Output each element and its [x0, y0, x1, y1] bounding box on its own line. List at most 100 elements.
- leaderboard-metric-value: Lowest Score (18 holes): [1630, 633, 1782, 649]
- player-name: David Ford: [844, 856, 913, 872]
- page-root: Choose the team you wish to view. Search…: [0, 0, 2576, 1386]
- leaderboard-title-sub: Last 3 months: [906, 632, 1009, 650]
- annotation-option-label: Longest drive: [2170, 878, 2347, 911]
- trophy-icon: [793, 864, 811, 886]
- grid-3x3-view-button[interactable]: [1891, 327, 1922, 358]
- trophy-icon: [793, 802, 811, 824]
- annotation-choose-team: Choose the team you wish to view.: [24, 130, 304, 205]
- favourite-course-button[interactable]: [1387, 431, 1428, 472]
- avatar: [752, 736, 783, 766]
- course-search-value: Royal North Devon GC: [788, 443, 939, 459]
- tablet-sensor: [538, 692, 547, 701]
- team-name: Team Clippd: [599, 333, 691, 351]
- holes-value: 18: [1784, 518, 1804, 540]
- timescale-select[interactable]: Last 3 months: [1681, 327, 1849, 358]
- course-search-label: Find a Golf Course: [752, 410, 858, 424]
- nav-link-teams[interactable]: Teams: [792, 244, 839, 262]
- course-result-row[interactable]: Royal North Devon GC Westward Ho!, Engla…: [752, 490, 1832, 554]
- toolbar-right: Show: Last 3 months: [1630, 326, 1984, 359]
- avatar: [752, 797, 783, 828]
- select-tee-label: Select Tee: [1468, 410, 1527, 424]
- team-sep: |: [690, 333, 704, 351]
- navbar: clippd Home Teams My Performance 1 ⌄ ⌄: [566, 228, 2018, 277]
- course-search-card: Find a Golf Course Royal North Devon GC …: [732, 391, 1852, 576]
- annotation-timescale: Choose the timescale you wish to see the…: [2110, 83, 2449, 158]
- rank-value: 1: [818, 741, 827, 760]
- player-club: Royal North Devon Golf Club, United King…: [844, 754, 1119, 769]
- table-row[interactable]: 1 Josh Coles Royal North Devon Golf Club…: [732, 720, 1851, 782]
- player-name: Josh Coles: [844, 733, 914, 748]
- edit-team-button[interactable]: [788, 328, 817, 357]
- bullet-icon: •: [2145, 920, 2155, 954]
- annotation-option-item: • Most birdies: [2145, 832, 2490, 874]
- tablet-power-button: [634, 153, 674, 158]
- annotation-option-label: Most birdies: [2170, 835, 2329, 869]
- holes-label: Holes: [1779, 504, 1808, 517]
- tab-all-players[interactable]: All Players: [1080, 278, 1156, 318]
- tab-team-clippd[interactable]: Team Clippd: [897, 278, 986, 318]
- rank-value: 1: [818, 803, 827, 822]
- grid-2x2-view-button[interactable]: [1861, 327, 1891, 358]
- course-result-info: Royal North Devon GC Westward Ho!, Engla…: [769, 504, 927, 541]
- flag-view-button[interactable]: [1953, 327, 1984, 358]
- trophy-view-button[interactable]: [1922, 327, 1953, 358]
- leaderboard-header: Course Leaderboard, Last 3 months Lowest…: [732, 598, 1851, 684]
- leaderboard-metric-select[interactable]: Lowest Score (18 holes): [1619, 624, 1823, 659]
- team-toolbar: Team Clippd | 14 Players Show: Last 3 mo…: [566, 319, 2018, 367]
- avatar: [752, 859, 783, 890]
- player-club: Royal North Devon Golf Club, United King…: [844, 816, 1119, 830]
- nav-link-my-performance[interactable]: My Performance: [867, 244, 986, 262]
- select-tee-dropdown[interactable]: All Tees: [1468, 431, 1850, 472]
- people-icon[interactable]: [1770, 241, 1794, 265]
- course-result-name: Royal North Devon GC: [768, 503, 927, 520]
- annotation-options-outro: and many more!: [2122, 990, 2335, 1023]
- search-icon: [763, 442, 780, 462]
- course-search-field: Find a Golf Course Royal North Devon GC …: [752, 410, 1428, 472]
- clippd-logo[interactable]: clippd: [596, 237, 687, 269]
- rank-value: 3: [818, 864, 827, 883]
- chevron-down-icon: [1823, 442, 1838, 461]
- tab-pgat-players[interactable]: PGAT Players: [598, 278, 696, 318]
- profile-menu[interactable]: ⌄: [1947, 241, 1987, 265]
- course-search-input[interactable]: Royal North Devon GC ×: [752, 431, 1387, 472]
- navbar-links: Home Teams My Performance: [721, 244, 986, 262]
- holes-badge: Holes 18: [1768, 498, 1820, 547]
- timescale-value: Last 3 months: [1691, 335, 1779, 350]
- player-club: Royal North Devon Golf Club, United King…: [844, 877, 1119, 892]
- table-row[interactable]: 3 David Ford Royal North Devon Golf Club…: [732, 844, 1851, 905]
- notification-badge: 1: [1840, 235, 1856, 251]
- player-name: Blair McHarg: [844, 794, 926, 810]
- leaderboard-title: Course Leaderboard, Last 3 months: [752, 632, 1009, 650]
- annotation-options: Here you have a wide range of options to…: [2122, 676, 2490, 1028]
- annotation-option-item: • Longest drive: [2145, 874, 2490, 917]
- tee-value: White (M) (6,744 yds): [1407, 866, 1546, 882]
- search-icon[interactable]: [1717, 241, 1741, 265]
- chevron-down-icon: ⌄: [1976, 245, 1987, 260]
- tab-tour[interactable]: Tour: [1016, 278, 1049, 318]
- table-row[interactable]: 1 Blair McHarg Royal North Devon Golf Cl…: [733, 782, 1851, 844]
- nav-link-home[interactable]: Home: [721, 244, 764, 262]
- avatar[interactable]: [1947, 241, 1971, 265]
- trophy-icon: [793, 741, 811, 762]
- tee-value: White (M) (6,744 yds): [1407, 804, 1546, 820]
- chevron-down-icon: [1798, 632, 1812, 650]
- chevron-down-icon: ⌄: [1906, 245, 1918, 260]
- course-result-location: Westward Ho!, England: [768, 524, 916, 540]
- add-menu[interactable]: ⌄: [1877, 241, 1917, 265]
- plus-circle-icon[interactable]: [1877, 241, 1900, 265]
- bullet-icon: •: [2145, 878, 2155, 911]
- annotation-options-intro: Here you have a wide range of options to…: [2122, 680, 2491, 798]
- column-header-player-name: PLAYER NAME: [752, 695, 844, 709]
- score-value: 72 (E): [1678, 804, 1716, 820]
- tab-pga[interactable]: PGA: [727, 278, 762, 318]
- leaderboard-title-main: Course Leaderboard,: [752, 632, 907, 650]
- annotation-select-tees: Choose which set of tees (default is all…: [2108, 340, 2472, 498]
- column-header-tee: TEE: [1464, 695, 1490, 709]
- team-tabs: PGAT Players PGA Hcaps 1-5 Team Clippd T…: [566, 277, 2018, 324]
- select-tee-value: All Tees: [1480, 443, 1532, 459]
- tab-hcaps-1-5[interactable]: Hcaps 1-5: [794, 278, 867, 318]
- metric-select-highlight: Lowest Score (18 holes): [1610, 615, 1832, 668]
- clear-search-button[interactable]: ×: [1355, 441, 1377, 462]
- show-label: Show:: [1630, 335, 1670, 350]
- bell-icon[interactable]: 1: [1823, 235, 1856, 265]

· · · · ·

Copy every line of the items above, character for character, in their original order.

RESPONSE FOR THIS EXERCISE:
Output each element and its [x0, y0, x1, y1] bounding box on its own line. List at most 100 elements.
- leaderboard-metric-value: Lowest Score (18 holes): [1630, 633, 1782, 649]
- player-name: David Ford: [844, 856, 913, 872]
- page-root: Choose the team you wish to view. Search…: [0, 0, 2576, 1386]
- leaderboard-title-sub: Last 3 months: [906, 632, 1009, 650]
- annotation-option-label: Longest drive: [2170, 878, 2347, 911]
- trophy-icon: [793, 864, 811, 886]
- grid-3x3-view-button[interactable]: [1891, 327, 1922, 358]
- trophy-icon: [793, 802, 811, 824]
- annotation-choose-team: Choose the team you wish to view.: [24, 130, 304, 205]
- favourite-course-button[interactable]: [1387, 431, 1428, 472]
- avatar: [752, 736, 783, 766]
- course-search-value: Royal North Devon GC: [788, 443, 939, 459]
- tablet-sensor: [538, 692, 547, 701]
- team-name: Team Clippd: [599, 333, 691, 351]
- holes-value: 18: [1784, 518, 1804, 540]
- timescale-select[interactable]: Last 3 months: [1681, 327, 1849, 358]
- course-search-label: Find a Golf Course: [752, 410, 858, 424]
- nav-link-teams[interactable]: Teams: [792, 244, 839, 262]
- course-result-row[interactable]: Royal North Devon GC Westward Ho!, Engla…: [752, 490, 1832, 554]
- toolbar-right: Show: Last 3 months: [1630, 326, 1984, 359]
- avatar: [752, 797, 783, 828]
- select-tee-label: Select Tee: [1468, 410, 1527, 424]
- team-sep: |: [690, 333, 704, 351]
- navbar: clippd Home Teams My Performance 1 ⌄ ⌄: [566, 228, 2018, 277]
- course-search-card: Find a Golf Course Royal North Devon GC …: [732, 391, 1852, 576]
- annotation-timescale: Choose the timescale you wish to see the…: [2110, 83, 2449, 158]
- rank-value: 1: [818, 741, 827, 760]
- player-club: Royal North Devon Golf Club, United King…: [844, 754, 1119, 769]
- table-row[interactable]: 1 Josh Coles Royal North Devon Golf Club…: [732, 720, 1851, 782]
- player-name: Josh Coles: [844, 733, 914, 748]
- edit-team-button[interactable]: [788, 328, 817, 357]
- bullet-icon: •: [2145, 920, 2155, 954]
- annotation-option-item: • Most birdies: [2145, 832, 2490, 874]
- tablet-power-button: [634, 153, 674, 158]
- annotation-option-label: Most birdies: [2170, 835, 2329, 869]
- holes-label: Holes: [1779, 504, 1808, 517]
- tab-all-players[interactable]: All Players: [1080, 278, 1156, 318]
- tab-team-clippd[interactable]: Team Clippd: [897, 278, 986, 318]
- rank-value: 1: [818, 803, 827, 822]
- grid-2x2-view-button[interactable]: [1861, 327, 1891, 358]
- course-result-info: Royal North Devon GC Westward Ho!, Engla…: [769, 504, 927, 541]
- flag-view-button[interactable]: [1953, 327, 1984, 358]
- trophy-view-button[interactable]: [1922, 327, 1953, 358]
- leaderboard-header: Course Leaderboard, Last 3 months Lowest…: [732, 598, 1851, 684]
- leaderboard-metric-select[interactable]: Lowest Score (18 holes): [1619, 624, 1823, 659]
- team-toolbar: Team Clippd | 14 Players Show: Last 3 mo…: [566, 319, 2018, 367]
- avatar: [752, 859, 783, 890]
- player-club: Royal North Devon Golf Club, United King…: [844, 816, 1119, 830]
- nav-link-my-performance[interactable]: My Performance: [867, 244, 986, 262]
- select-tee-dropdown[interactable]: All Tees: [1468, 431, 1850, 472]
- people-icon[interactable]: [1770, 241, 1794, 265]
- course-result-name: Royal North Devon GC: [768, 503, 927, 520]
- annotation-options-outro: and many more!: [2122, 990, 2335, 1023]
- search-icon: [763, 442, 780, 462]
- course-search-field: Find a Golf Course Royal North Devon GC …: [752, 410, 1428, 472]
- clippd-logo[interactable]: clippd: [596, 237, 687, 269]
- rank-value: 3: [818, 864, 827, 883]
- chevron-down-icon: [1823, 442, 1838, 461]
- tab-pgat-players[interactable]: PGAT Players: [598, 278, 696, 318]
- profile-menu[interactable]: ⌄: [1947, 241, 1987, 265]
- course-search-input[interactable]: Royal North Devon GC ×: [752, 431, 1387, 472]
- navbar-links: Home Teams My Performance: [721, 244, 986, 262]
- holes-badge: Holes 18: [1768, 498, 1820, 547]
- timescale-value: Last 3 months: [1691, 335, 1779, 350]
- player-club: Royal North Devon Golf Club, United King…: [844, 877, 1119, 892]
- table-row[interactable]: 3 David Ford Royal North Devon Golf Club…: [732, 844, 1851, 905]
- notification-badge: 1: [1840, 235, 1856, 251]
- player-name: Blair McHarg: [844, 794, 926, 810]
- leaderboard-title: Course Leaderboard, Last 3 months: [752, 632, 1009, 650]
- annotation-options: Here you have a wide range of options to…: [2122, 676, 2490, 1028]
- annotation-option-item: • Longest drive: [2145, 874, 2490, 917]
- tee-value: White (M) (6,744 yds): [1407, 866, 1546, 882]
- search-icon[interactable]: [1717, 241, 1741, 265]
- chevron-down-icon: ⌄: [1976, 245, 1987, 260]
- tab-tour[interactable]: Tour: [1016, 278, 1049, 318]
- table-row[interactable]: 1 Blair McHarg Royal North Devon Golf Cl…: [733, 782, 1851, 844]
- nav-link-home[interactable]: Home: [721, 244, 764, 262]
- avatar[interactable]: [1947, 241, 1971, 265]
- trophy-icon: [793, 741, 811, 762]
- tee-value: White (M) (6,744 yds): [1407, 804, 1546, 820]
- chevron-down-icon: [1798, 632, 1812, 650]
- chevron-down-icon: ⌄: [1906, 245, 1918, 260]
- course-result-location: Westward Ho!, England: [768, 524, 916, 540]
- add-menu[interactable]: ⌄: [1877, 241, 1917, 265]
- plus-circle-icon[interactable]: [1877, 241, 1900, 265]
- bullet-icon: •: [2145, 878, 2155, 911]
- annotation-options-intro: Here you have a wide range of options to…: [2122, 680, 2491, 798]
- column-header-player-name: PLAYER NAME: [752, 695, 844, 709]
- score-value: 72 (E): [1678, 804, 1716, 820]
- tab-pga[interactable]: PGA: [727, 278, 762, 318]
- leaderboard-title-main: Course Leaderboard,: [752, 632, 907, 650]
- annotation-select-tees: Choose which set of tees (default is all…: [2108, 340, 2472, 498]
- column-header-tee: TEE: [1464, 695, 1490, 709]
- team-tabs: PGAT Players PGA Hcaps 1-5 Team Clippd T…: [566, 277, 2018, 324]
- select-tee-value: All Tees: [1480, 443, 1532, 459]
- tab-hcaps-1-5[interactable]: Hcaps 1-5: [794, 278, 867, 318]
- metric-select-highlight: Lowest Score (18 holes): [1610, 615, 1832, 668]
- clear-search-button[interactable]: ×: [1355, 441, 1377, 462]
- show-label: Show:: [1630, 335, 1670, 350]
- bell-icon[interactable]: 1: [1823, 235, 1856, 265]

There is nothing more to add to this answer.